> _Exercise task_:
Pick out each line in these entries that contains the string "Notes".

> _Provided material_:
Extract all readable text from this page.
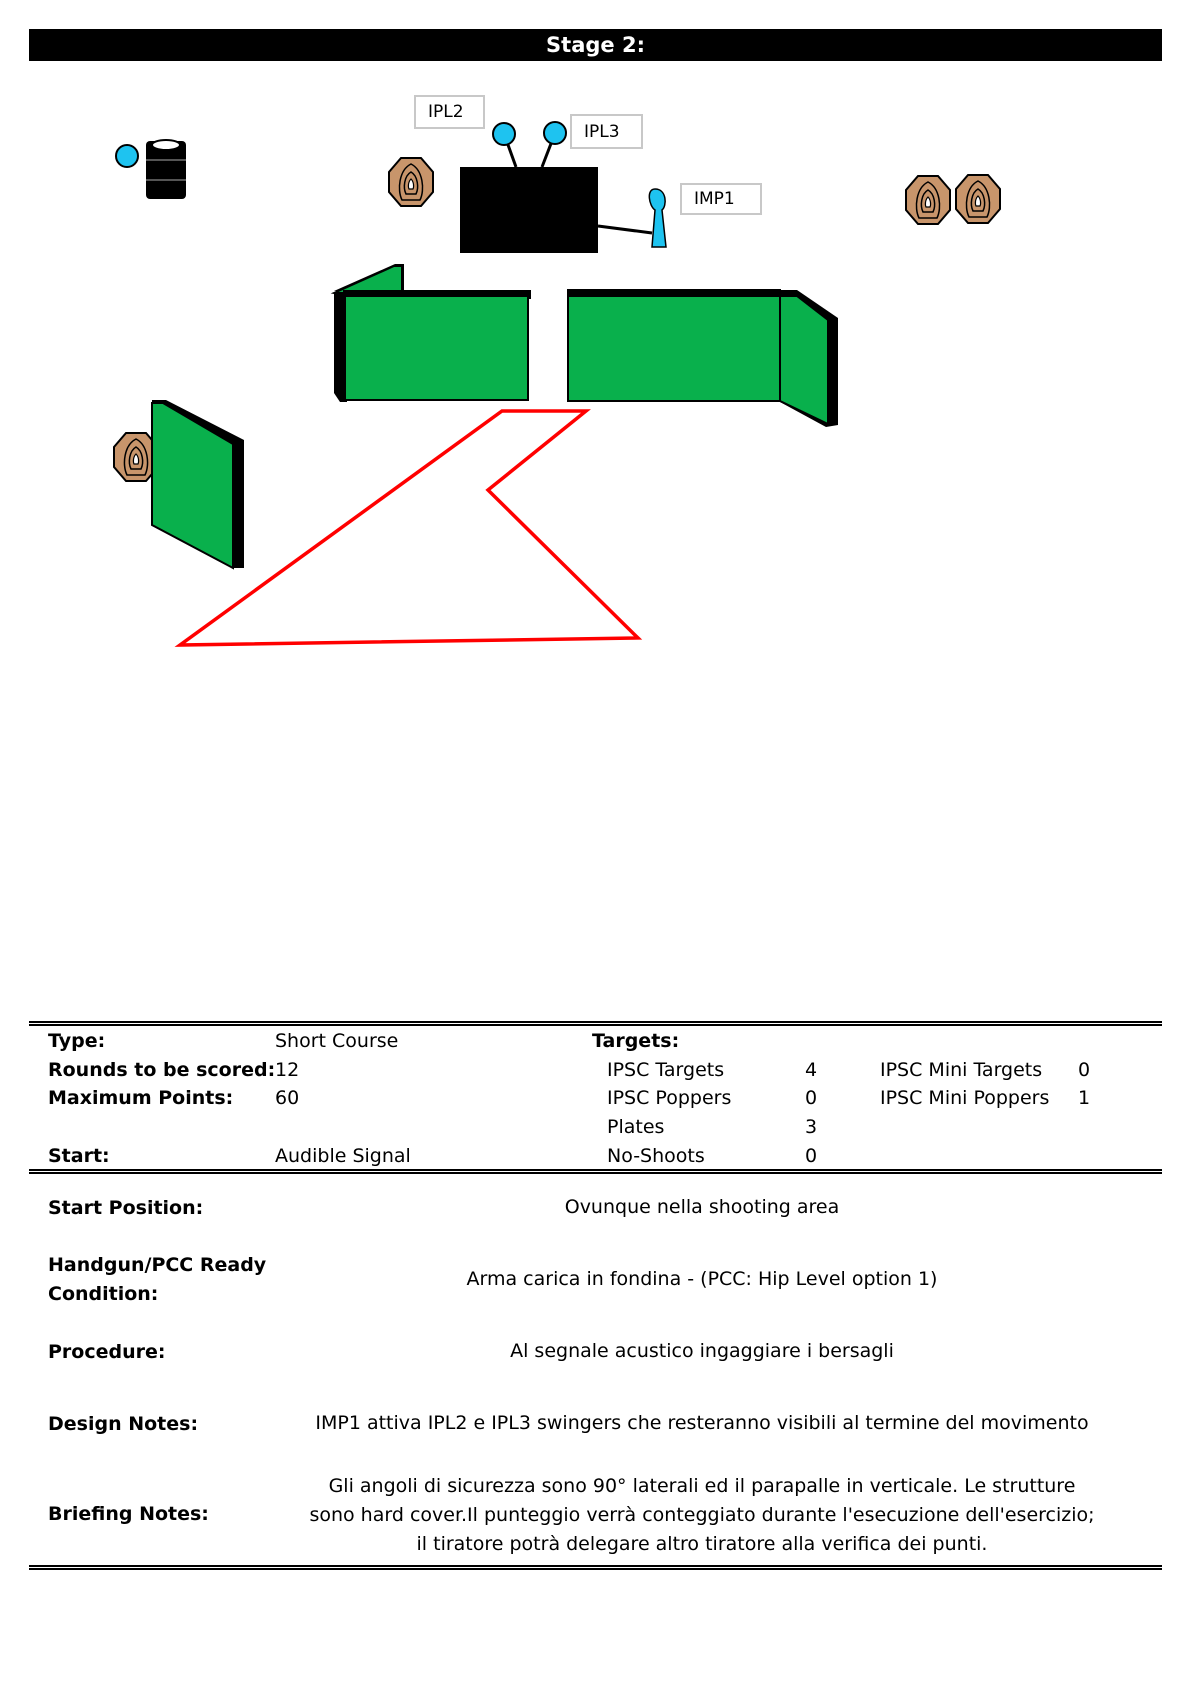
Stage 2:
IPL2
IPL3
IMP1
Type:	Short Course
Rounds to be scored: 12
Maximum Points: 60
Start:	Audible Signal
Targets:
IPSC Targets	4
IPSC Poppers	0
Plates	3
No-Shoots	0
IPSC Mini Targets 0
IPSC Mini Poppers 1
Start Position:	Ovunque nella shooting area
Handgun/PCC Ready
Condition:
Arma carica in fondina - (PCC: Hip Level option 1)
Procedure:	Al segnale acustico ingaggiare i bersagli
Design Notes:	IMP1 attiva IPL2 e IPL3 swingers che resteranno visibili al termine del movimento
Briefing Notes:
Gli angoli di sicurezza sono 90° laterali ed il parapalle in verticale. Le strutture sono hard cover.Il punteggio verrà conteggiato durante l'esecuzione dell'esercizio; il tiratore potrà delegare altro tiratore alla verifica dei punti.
* * *
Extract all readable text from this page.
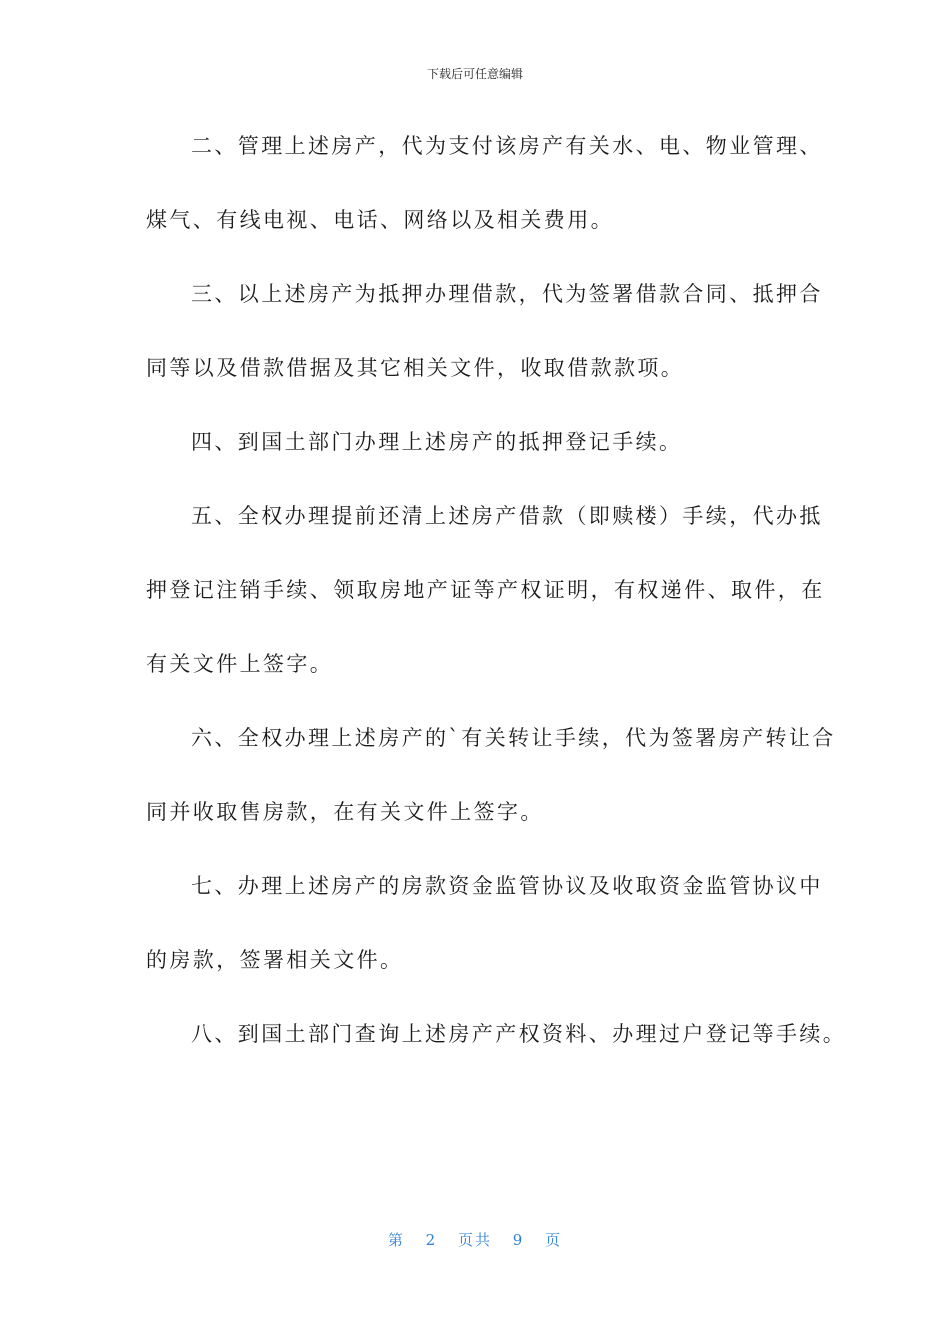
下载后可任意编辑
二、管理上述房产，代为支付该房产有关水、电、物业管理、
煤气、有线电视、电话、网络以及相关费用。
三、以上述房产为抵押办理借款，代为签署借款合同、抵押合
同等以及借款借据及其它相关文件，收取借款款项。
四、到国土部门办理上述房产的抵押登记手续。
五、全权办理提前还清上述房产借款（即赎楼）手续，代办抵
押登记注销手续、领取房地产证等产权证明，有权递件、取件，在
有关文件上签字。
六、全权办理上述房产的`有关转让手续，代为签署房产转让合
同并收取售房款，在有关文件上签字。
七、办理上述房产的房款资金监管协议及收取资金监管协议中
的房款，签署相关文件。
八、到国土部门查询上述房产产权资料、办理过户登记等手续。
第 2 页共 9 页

> _Result for this exercise_:
Design Notes:	IMP1 attiva IPL2 e IPL3 swingers che resteranno visibili al termine del movimento
Briefing Notes:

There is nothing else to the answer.